_DATA FOR THIS EXERCISE_
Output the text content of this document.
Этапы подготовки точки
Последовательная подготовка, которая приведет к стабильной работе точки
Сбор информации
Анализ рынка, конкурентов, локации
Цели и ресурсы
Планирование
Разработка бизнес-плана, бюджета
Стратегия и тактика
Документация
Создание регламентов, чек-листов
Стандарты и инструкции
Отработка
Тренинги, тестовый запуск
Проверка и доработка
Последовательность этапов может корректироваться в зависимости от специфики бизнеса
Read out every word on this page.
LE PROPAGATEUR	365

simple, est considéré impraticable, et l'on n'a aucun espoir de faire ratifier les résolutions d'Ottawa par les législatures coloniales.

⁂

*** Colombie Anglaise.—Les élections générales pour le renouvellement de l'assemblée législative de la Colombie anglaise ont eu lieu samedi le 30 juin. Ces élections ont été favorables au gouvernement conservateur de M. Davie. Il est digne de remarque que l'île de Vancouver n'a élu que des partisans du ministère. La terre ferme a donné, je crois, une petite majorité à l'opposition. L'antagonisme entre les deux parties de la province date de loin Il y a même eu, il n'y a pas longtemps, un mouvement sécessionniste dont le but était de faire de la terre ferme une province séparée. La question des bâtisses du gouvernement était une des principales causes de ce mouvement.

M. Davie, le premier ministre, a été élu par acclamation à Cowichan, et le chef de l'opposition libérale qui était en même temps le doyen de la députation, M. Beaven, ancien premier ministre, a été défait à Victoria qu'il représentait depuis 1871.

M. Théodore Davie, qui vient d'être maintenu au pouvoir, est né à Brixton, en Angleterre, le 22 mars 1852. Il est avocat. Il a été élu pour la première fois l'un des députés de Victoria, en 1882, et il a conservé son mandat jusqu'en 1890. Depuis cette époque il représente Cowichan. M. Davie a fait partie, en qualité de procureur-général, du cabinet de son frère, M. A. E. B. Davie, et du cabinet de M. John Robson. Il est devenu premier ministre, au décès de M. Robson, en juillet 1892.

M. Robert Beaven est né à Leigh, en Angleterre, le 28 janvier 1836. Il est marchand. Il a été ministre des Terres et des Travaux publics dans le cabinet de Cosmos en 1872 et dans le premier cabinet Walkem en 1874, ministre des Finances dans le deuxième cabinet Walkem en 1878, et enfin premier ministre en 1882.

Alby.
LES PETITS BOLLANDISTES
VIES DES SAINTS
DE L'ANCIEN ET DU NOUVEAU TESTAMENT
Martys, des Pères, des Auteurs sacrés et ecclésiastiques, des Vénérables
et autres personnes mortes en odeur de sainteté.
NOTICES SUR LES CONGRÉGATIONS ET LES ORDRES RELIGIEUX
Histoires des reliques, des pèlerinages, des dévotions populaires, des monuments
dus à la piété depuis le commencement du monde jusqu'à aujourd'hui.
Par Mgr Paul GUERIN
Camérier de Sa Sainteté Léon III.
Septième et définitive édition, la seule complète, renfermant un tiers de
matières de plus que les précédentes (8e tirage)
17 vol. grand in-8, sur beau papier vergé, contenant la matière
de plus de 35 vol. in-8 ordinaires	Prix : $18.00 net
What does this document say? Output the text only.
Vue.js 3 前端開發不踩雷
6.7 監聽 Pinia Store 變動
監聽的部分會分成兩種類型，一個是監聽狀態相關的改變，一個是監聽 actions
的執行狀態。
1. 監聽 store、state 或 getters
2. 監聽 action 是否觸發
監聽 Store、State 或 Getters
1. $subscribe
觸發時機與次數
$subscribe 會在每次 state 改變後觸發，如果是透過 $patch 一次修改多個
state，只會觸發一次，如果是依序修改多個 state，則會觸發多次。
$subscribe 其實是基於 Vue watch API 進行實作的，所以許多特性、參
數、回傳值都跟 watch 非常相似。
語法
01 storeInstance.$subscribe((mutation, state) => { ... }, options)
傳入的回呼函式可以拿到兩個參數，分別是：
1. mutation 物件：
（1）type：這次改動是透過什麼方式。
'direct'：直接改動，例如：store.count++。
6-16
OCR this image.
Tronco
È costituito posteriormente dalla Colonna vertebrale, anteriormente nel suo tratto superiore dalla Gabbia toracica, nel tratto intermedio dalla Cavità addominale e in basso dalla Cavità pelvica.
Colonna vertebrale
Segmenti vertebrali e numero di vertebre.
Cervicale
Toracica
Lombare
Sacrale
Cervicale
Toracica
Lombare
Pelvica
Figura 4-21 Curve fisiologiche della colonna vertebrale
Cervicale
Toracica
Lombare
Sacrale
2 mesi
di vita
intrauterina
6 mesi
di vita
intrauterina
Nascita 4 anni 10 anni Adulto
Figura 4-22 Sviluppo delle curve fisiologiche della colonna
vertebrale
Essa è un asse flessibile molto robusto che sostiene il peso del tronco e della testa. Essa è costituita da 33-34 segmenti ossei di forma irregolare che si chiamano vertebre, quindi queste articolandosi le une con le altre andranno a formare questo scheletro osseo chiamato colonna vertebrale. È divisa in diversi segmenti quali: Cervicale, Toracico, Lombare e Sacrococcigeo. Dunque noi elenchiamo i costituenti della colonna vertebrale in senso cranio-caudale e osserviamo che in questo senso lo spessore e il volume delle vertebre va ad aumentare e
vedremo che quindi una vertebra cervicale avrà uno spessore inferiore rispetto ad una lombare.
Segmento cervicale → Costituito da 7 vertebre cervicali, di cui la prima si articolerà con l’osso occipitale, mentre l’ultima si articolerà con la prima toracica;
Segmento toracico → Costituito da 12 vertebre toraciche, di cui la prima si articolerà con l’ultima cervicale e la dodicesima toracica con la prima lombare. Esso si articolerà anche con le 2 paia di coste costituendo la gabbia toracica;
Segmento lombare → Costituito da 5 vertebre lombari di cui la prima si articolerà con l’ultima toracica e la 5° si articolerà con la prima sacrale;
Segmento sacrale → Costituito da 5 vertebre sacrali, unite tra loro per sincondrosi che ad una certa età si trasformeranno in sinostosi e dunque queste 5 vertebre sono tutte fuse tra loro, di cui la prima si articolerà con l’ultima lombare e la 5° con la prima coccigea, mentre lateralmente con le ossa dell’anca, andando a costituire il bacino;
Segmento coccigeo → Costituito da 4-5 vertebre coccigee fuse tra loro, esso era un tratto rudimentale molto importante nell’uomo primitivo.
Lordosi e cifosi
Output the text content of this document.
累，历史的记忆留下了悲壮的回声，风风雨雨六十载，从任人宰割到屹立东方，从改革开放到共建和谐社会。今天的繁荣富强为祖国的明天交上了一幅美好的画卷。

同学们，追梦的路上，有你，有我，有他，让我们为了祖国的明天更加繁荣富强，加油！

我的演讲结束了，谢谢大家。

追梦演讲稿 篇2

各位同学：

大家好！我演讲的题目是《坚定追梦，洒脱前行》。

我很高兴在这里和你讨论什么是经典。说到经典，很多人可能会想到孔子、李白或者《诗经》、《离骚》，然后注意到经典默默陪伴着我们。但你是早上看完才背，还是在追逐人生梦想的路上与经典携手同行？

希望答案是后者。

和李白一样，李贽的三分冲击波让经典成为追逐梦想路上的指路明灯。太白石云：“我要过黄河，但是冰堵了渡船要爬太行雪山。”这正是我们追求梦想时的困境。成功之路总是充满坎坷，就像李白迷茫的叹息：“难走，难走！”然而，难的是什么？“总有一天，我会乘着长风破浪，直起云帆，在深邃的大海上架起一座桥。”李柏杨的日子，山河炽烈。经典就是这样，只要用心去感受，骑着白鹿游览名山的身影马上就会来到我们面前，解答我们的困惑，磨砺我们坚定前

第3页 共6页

_REQUIREMENT_
Please reproduce every line of the material word for word.

_IN RESPONSE_
Output the text content of this document.
Этапы подготовки точки
Последовательная подготовка, которая приведет к стабильной работе точки
Сбор информации
Анализ рынка, конкурентов, локации
Цели и ресурсы
Планирование
Разработка бизнес-плана, бюджета
Стратегия и тактика
Документация
Создание регламентов, чек-листов
Стандарты и инструкции
Отработка
Тренинги, тестовый запуск
Проверка и доработка
Последовательность этапов может корректироваться в зависимости от специфики бизнеса
Read out every word on this page.
LE PROPAGATEUR	365

simple, est considéré impraticable, et l'on n'a aucun espoir de faire ratifier les résolutions d'Ottawa par les législatures coloniales.

⁂

*** Colombie Anglaise.—Les élections générales pour le renouvellement de l'assemblée législative de la Colombie anglaise ont eu lieu samedi le 30 juin. Ces élections ont été favorables au gouvernement conservateur de M. Davie. Il est digne de remarque que l'île de Vancouver n'a élu que des partisans du ministère. La terre ferme a donné, je crois, une petite majorité à l'opposition. L'antagonisme entre les deux parties de la province date de loin Il y a même eu, il n'y a pas longtemps, un mouvement sécessionniste dont le but était de faire de la terre ferme une province séparée. La question des bâtisses du gouvernement était une des principales causes de ce mouvement.

M. Davie, le premier ministre, a été élu par acclamation à Cowichan, et le chef de l'opposition libérale qui était en même temps le doyen de la députation, M. Beaven, ancien premier ministre, a été défait à Victoria qu'il représentait depuis 1871.

M. Théodore Davie, qui vient d'être maintenu au pouvoir, est né à Brixton, en Angleterre, le 22 mars 1852. Il est avocat. Il a été élu pour la première fois l'un des députés de Victoria, en 1882, et il a conservé son mandat jusqu'en 1890. Depuis cette époque il représente Cowichan. M. Davie a fait partie, en qualité de procureur-général, du cabinet de son frère, M. A. E. B. Davie, et du cabinet de M. John Robson. Il est devenu premier ministre, au décès de M. Robson, en juillet 1892.

M. Robert Beaven est né à Leigh, en Angleterre, le 28 janvier 1836. Il est marchand. Il a été ministre des Terres et des Travaux publics dans le cabinet de Cosmos en 1872 et dans le premier cabinet Walkem en 1874, ministre des Finances dans le deuxième cabinet Walkem en 1878, et enfin premier ministre en 1882.

Alby.
LES PETITS BOLLANDISTES
VIES DES SAINTS
DE L'ANCIEN ET DU NOUVEAU TESTAMENT
Martys, des Pères, des Auteurs sacrés et ecclésiastiques, des Vénérables
et autres personnes mortes en odeur de sainteté.
NOTICES SUR LES CONGRÉGATIONS ET LES ORDRES RELIGIEUX
Histoires des reliques, des pèlerinages, des dévotions populaires, des monuments
dus à la piété depuis le commencement du monde jusqu'à aujourd'hui.
Par Mgr Paul GUERIN
Camérier de Sa Sainteté Léon III.
Septième et définitive édition, la seule complète, renfermant un tiers de
matières de plus que les précédentes (8e tirage)
17 vol. grand in-8, sur beau papier vergé, contenant la matière
de plus de 35 vol. in-8 ordinaires	Prix : $18.00 net
What does this document say? Output the text only.
Vue.js 3 前端開發不踩雷
6.7 監聽 Pinia Store 變動
監聽的部分會分成兩種類型，一個是監聽狀態相關的改變，一個是監聽 actions
的執行狀態。
1. 監聽 store、state 或 getters
2. 監聽 action 是否觸發
監聽 Store、State 或 Getters
1. $subscribe
觸發時機與次數
$subscribe 會在每次 state 改變後觸發，如果是透過 $patch 一次修改多個
state，只會觸發一次，如果是依序修改多個 state，則會觸發多次。
$subscribe 其實是基於 Vue watch API 進行實作的，所以許多特性、參
數、回傳值都跟 watch 非常相似。
語法
01 storeInstance.$subscribe((mutation, state) => { ... }, options)
傳入的回呼函式可以拿到兩個參數，分別是：
1. mutation 物件：
（1）type：這次改動是透過什麼方式。
'direct'：直接改動，例如：store.count++。
6-16
OCR this image.
Tronco
È costituito posteriormente dalla Colonna vertebrale, anteriormente nel suo tratto superiore dalla Gabbia toracica, nel tratto intermedio dalla Cavità addominale e in basso dalla Cavità pelvica.
Colonna vertebrale
Segmenti vertebrali e numero di vertebre.
Cervicale
Toracica
Lombare
Sacrale
Cervicale
Toracica
Lombare
Pelvica
Figura 4-21 Curve fisiologiche della colonna vertebrale
Cervicale
Toracica
Lombare
Sacrale
2 mesi
di vita
intrauterina
6 mesi
di vita
intrauterina
Nascita 4 anni 10 anni Adulto
Figura 4-22 Sviluppo delle curve fisiologiche della colonna
vertebrale
Essa è un asse flessibile molto robusto che sostiene il peso del tronco e della testa. Essa è costituita da 33-34 segmenti ossei di forma irregolare che si chiamano vertebre, quindi queste articolandosi le une con le altre andranno a formare questo scheletro osseo chiamato colonna vertebrale. È divisa in diversi segmenti quali: Cervicale, Toracico, Lombare e Sacrococcigeo. Dunque noi elenchiamo i costituenti della colonna vertebrale in senso cranio-caudale e osserviamo che in questo senso lo spessore e il volume delle vertebre va ad aumentare e
vedremo che quindi una vertebra cervicale avrà uno spessore inferiore rispetto ad una lombare.
Segmento cervicale → Costituito da 7 vertebre cervicali, di cui la prima si articolerà con l’osso occipitale, mentre l’ultima si articolerà con la prima toracica;
Segmento toracico → Costituito da 12 vertebre toraciche, di cui la prima si articolerà con l’ultima cervicale e la dodicesima toracica con la prima lombare. Esso si articolerà anche con le 2 paia di coste costituendo la gabbia toracica;
Segmento lombare → Costituito da 5 vertebre lombari di cui la prima si articolerà con l’ultima toracica e la 5° si articolerà con la prima sacrale;
Segmento sacrale → Costituito da 5 vertebre sacrali, unite tra loro per sincondrosi che ad una certa età si trasformeranno in sinostosi e dunque queste 5 vertebre sono tutte fuse tra loro, di cui la prima si articolerà con l’ultima lombare e la 5° con la prima coccigea, mentre lateralmente con le ossa dell’anca, andando a costituire il bacino;
Segmento coccigeo → Costituito da 4-5 vertebre coccigee fuse tra loro, esso era un tratto rudimentale molto importante nell’uomo primitivo.
Lordosi e cifosi
Output the text content of this document.
累，历史的记忆留下了悲壮的回声，风风雨雨六十载，从任人宰割到屹立东方，从改革开放到共建和谐社会。今天的繁荣富强为祖国的明天交上了一幅美好的画卷。

同学们，追梦的路上，有你，有我，有他，让我们为了祖国的明天更加繁荣富强，加油！

我的演讲结束了，谢谢大家。

追梦演讲稿 篇2

各位同学：

大家好！我演讲的题目是《坚定追梦，洒脱前行》。

我很高兴在这里和你讨论什么是经典。说到经典，很多人可能会想到孔子、李白或者《诗经》、《离骚》，然后注意到经典默默陪伴着我们。但你是早上看完才背，还是在追逐人生梦想的路上与经典携手同行？

希望答案是后者。

和李白一样，李贽的三分冲击波让经典成为追逐梦想路上的指路明灯。太白石云：“我要过黄河，但是冰堵了渡船要爬太行雪山。”这正是我们追求梦想时的困境。成功之路总是充满坎坷，就像李白迷茫的叹息：“难走，难走！”然而，难的是什么？“总有一天，我会乘着长风破浪，直起云帆，在深邃的大海上架起一座桥。”李柏杨的日子，山河炽烈。经典就是这样，只要用心去感受，骑着白鹿游览名山的身影马上就会来到我们面前，解答我们的困惑，磨砺我们坚定前

第3页 共6页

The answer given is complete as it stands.